### [Task to carry out]
Work through the data below and give the number of lines holding "sembra", nothing more.

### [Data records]
"""
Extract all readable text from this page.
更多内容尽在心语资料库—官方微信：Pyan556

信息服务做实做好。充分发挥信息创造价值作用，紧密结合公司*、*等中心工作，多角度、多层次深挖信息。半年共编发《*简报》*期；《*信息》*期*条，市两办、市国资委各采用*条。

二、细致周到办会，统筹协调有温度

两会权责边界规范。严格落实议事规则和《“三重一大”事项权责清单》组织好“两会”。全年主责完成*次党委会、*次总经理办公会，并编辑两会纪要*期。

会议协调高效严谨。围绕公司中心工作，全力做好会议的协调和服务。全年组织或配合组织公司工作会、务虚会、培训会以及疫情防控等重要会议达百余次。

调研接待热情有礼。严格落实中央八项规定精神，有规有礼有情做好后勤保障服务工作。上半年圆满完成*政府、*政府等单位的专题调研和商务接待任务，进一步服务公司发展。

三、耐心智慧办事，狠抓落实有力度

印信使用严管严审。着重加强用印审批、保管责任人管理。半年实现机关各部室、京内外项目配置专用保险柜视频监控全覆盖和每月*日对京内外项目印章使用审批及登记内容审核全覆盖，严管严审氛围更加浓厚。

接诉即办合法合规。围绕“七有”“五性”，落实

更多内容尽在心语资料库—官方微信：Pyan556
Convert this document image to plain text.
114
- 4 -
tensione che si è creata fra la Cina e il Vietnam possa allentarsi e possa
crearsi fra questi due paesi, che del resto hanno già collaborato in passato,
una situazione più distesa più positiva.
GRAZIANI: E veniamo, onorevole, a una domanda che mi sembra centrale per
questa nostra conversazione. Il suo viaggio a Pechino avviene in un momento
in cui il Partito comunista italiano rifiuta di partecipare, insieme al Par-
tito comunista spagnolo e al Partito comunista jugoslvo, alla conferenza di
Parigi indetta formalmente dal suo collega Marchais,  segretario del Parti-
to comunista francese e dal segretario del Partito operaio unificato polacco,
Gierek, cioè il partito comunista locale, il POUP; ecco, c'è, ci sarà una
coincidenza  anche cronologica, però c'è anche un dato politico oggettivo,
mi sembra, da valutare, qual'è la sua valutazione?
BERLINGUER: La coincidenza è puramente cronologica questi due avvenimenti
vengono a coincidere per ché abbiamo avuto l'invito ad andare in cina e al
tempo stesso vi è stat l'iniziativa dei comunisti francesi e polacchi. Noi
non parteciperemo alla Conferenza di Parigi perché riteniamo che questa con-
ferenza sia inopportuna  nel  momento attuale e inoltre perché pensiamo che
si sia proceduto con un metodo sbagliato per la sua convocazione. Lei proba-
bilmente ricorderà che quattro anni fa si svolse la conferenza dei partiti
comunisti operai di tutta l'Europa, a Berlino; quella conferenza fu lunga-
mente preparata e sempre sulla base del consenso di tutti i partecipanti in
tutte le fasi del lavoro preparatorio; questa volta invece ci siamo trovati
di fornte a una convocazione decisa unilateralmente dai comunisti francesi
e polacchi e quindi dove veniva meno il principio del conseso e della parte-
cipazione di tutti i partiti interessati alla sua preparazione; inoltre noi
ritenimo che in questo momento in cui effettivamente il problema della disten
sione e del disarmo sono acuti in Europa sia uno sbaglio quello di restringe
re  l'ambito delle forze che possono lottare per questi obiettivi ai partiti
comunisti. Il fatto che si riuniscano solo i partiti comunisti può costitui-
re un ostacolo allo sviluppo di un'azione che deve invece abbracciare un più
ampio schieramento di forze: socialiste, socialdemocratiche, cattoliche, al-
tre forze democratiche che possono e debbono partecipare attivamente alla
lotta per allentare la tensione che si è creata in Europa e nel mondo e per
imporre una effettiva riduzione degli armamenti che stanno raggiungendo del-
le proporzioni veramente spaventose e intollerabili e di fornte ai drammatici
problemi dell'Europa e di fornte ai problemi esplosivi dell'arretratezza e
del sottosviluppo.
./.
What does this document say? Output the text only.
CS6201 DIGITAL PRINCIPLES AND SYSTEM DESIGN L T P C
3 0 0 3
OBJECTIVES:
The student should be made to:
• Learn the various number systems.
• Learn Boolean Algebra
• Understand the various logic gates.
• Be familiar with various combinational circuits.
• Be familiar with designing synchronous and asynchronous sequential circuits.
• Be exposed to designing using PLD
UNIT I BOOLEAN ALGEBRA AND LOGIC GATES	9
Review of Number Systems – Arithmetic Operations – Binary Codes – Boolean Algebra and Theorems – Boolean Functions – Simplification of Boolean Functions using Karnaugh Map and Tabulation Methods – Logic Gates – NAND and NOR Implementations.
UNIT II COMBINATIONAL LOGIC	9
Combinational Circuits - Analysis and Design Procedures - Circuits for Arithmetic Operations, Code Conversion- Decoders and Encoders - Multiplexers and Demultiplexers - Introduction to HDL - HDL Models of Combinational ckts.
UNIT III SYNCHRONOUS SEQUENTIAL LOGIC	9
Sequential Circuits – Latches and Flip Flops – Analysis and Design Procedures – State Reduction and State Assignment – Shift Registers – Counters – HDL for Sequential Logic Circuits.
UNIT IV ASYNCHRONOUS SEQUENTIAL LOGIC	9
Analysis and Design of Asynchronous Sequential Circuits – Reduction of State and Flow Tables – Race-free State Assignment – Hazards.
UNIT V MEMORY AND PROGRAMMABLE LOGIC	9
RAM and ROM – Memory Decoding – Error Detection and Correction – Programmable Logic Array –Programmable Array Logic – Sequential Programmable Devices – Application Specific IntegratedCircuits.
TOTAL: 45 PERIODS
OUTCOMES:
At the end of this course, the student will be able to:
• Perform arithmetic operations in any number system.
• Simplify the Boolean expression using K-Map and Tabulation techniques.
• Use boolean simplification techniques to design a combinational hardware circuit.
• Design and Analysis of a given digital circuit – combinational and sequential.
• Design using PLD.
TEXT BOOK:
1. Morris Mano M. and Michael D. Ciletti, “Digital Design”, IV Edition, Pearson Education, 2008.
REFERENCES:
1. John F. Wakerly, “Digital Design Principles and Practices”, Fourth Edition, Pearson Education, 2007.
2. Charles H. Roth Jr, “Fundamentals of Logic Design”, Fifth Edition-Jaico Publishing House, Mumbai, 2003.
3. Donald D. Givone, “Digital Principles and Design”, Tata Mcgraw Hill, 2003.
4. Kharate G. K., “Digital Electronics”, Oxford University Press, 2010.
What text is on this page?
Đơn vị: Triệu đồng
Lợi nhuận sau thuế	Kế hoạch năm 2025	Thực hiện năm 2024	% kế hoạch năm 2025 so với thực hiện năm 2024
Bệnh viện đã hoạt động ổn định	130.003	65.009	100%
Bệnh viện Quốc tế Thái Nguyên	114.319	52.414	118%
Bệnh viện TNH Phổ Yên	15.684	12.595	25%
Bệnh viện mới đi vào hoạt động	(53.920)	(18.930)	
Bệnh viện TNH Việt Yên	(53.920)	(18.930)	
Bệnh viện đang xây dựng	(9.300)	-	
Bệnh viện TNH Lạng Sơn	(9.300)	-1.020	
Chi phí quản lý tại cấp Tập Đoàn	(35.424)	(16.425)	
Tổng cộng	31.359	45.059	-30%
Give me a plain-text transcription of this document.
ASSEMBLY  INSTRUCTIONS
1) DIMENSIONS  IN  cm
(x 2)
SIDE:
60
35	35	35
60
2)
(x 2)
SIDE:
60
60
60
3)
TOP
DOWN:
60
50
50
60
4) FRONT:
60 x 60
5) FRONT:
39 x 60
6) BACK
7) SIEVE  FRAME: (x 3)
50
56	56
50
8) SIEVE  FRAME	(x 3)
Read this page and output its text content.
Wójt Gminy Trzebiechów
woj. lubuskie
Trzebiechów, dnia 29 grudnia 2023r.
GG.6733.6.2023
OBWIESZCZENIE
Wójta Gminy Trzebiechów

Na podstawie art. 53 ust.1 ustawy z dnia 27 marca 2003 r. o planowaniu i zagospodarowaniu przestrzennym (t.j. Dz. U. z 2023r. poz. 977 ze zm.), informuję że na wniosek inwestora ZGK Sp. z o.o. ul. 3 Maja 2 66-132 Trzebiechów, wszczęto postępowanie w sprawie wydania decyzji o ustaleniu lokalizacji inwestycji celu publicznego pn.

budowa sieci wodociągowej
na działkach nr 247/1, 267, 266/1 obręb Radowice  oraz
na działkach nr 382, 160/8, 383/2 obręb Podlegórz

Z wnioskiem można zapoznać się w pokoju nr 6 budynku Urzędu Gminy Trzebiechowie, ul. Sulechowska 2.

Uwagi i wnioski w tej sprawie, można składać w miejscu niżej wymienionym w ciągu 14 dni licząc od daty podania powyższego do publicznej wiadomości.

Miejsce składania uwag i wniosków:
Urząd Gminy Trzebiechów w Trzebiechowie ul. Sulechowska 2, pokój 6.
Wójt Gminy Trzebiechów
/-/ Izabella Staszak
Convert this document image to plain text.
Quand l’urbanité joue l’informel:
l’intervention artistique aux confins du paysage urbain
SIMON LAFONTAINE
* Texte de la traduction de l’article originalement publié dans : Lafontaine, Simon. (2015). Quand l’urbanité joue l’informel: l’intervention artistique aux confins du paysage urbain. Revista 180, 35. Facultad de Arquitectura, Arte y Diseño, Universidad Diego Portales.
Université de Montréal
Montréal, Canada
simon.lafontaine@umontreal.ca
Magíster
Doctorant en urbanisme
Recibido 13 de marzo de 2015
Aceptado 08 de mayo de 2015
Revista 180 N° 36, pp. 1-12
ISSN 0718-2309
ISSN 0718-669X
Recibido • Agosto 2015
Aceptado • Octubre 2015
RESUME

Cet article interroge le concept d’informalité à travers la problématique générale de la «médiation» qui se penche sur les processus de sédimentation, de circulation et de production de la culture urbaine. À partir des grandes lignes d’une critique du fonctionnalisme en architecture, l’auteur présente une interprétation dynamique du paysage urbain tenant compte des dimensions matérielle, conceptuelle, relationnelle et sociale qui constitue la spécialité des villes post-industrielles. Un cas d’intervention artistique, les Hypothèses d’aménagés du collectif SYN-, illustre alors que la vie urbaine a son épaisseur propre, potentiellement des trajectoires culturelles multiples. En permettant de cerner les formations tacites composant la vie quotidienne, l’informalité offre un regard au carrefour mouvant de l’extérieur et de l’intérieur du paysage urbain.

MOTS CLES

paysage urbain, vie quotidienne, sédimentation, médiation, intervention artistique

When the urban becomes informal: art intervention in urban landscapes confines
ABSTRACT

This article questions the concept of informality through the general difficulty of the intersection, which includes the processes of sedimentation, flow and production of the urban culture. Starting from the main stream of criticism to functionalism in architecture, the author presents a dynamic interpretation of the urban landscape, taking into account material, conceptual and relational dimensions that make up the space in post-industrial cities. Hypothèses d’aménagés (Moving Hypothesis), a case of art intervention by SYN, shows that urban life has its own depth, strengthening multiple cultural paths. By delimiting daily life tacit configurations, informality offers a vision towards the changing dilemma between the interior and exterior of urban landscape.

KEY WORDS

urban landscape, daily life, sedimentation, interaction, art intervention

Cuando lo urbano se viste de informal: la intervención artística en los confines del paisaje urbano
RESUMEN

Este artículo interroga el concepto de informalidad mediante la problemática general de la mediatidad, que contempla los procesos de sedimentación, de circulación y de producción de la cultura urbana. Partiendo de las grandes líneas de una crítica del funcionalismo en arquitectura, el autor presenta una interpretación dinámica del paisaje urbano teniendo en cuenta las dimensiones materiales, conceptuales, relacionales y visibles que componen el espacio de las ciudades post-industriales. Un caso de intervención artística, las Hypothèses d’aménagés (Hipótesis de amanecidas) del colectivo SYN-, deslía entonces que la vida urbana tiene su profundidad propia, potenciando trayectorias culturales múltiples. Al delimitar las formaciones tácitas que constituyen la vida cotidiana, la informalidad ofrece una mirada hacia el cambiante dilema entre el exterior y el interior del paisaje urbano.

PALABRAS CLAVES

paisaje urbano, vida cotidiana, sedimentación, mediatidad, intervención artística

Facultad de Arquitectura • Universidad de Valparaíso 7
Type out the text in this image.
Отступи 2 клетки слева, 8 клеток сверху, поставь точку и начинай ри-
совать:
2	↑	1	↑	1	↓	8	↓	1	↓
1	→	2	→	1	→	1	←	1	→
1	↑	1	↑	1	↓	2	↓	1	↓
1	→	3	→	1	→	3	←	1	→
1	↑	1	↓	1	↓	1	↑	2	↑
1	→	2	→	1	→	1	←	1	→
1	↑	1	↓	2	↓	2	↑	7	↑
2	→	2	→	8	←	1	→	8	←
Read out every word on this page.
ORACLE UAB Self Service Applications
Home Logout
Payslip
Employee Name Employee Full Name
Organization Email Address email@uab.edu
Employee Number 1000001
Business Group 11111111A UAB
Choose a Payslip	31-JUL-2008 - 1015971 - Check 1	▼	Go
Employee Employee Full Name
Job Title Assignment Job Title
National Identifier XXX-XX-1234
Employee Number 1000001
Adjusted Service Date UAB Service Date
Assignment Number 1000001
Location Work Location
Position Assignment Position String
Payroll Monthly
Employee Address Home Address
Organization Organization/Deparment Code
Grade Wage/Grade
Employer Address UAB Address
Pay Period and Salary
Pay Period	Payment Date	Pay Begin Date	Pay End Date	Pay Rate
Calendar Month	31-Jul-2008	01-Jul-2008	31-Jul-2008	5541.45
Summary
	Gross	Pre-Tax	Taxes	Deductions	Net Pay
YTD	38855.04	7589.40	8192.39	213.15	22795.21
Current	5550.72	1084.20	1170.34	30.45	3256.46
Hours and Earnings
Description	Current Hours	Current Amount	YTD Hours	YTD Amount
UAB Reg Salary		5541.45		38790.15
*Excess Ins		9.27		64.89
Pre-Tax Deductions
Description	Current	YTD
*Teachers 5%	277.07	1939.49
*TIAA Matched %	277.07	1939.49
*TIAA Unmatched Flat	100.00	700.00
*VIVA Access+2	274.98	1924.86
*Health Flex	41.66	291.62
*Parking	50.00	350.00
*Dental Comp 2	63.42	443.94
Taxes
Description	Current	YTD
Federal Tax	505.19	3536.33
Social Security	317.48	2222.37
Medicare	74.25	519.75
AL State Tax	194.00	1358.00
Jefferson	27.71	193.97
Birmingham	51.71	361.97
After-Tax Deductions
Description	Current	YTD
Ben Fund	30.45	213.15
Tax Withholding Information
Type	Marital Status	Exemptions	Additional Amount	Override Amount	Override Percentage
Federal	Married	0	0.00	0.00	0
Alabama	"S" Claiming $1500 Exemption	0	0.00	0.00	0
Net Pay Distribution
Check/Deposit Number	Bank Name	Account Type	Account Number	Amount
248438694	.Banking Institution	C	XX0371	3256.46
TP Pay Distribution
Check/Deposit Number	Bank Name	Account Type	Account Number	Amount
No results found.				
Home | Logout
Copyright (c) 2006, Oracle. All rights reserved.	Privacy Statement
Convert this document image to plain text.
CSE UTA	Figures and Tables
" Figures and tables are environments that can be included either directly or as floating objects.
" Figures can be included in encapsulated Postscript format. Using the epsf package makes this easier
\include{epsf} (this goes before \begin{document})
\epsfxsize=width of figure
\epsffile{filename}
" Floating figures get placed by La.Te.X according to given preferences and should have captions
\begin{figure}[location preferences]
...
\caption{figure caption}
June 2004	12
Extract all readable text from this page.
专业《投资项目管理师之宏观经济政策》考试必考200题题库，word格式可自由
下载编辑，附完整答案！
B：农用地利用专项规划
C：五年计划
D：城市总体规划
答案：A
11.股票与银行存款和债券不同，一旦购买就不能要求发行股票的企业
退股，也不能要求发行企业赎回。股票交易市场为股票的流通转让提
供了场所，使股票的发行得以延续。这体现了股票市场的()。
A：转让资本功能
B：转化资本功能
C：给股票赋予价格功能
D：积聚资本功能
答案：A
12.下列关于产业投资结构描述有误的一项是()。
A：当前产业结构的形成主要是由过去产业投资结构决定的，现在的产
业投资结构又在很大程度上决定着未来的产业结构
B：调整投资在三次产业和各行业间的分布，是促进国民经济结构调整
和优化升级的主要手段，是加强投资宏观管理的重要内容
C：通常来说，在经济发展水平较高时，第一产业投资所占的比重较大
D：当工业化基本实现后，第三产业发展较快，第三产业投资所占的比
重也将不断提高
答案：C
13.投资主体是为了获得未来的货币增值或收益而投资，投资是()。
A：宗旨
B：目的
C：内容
"""
### [Solved problem]
2